Exercise details
In the piece about moving from the farm to town, what happened to the house the writer bought before the purchase?

Text for analysis
After a simple life on the farm, I'm finally moving to town and can't wait to enjoy the fast, exciting adventures of the big city.

Well, sort of.

Over the next week or two, I'll be hauling the contents of my house a tad over a mile to the metropolis of New Boston. I recently bought a house there and while it's nothing fancy, it more than meets my bachelor needs.

My parents will be making the even shorter-distance move into my current house this winter, giving them a smaller, easier-to-care-for home that will keep them on the farm. Meanwhile, I'll be kicking up my heels on the highest hill in New Boston.

My move is due to the crazy economy. Luckily, I'm a beneficiary, not a victim of the nation's financial hardships. The house I purchased went back to the bank this fall, something happening more and more often these days as people struggle to make mortgage payments in the face of layoffs and factory closings.

I purchased four lots next to the house a few years ago as an investment but never figured I'd end up with the place next door.

Growing up, the thought of  having to "move to town" reminded me of hard times from the past, when farm families were forced to town during the Great Depression or decades later, how the lousy economy of the 1970s and 1980s pushed many farmers out of business. Thankfully, our family farm survived.

Growing Needs

Economic fears hurt even more around the holidays when we're expected to spend more on gifts, parties and even food. Of course, those who have children face more pressure than people like me.  

Those who have been regular savers and avoided credit-card debt are better able to cope with the downturn but lost jobs and closed plants can wipe out years of savings.

Given records
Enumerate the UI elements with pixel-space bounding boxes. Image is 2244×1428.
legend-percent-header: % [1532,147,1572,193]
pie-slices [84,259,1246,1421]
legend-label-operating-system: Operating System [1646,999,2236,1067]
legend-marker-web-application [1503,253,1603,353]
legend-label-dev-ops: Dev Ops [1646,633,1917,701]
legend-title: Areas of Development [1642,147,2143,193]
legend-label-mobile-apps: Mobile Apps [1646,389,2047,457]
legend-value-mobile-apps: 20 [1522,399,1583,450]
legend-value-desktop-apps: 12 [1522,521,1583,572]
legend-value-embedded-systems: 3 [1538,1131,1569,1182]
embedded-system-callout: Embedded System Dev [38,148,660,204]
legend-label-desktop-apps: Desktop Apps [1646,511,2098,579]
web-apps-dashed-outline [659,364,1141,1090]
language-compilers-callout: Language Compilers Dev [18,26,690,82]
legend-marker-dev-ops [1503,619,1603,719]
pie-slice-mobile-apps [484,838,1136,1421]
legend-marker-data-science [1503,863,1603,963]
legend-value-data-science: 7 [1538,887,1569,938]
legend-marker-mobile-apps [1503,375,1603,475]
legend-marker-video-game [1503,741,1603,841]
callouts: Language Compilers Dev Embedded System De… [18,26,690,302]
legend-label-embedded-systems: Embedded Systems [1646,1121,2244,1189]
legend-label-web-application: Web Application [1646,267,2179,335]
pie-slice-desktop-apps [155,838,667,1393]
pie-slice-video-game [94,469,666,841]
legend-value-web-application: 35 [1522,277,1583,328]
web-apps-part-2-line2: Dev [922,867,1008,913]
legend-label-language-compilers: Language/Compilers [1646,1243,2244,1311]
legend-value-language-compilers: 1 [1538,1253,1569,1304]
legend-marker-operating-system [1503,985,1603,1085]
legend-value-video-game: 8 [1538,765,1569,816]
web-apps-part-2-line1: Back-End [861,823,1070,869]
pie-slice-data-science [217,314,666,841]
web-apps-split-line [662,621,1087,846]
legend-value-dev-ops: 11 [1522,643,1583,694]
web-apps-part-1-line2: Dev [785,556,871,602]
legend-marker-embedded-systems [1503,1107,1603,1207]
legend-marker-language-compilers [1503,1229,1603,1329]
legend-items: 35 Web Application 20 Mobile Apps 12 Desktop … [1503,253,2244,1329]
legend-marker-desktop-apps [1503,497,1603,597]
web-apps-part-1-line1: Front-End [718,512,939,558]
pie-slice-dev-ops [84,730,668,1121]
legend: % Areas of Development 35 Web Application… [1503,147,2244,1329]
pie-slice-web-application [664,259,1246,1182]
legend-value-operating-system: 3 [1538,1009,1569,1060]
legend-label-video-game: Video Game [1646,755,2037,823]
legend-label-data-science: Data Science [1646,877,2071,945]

Solution
It went back to the bank this fall.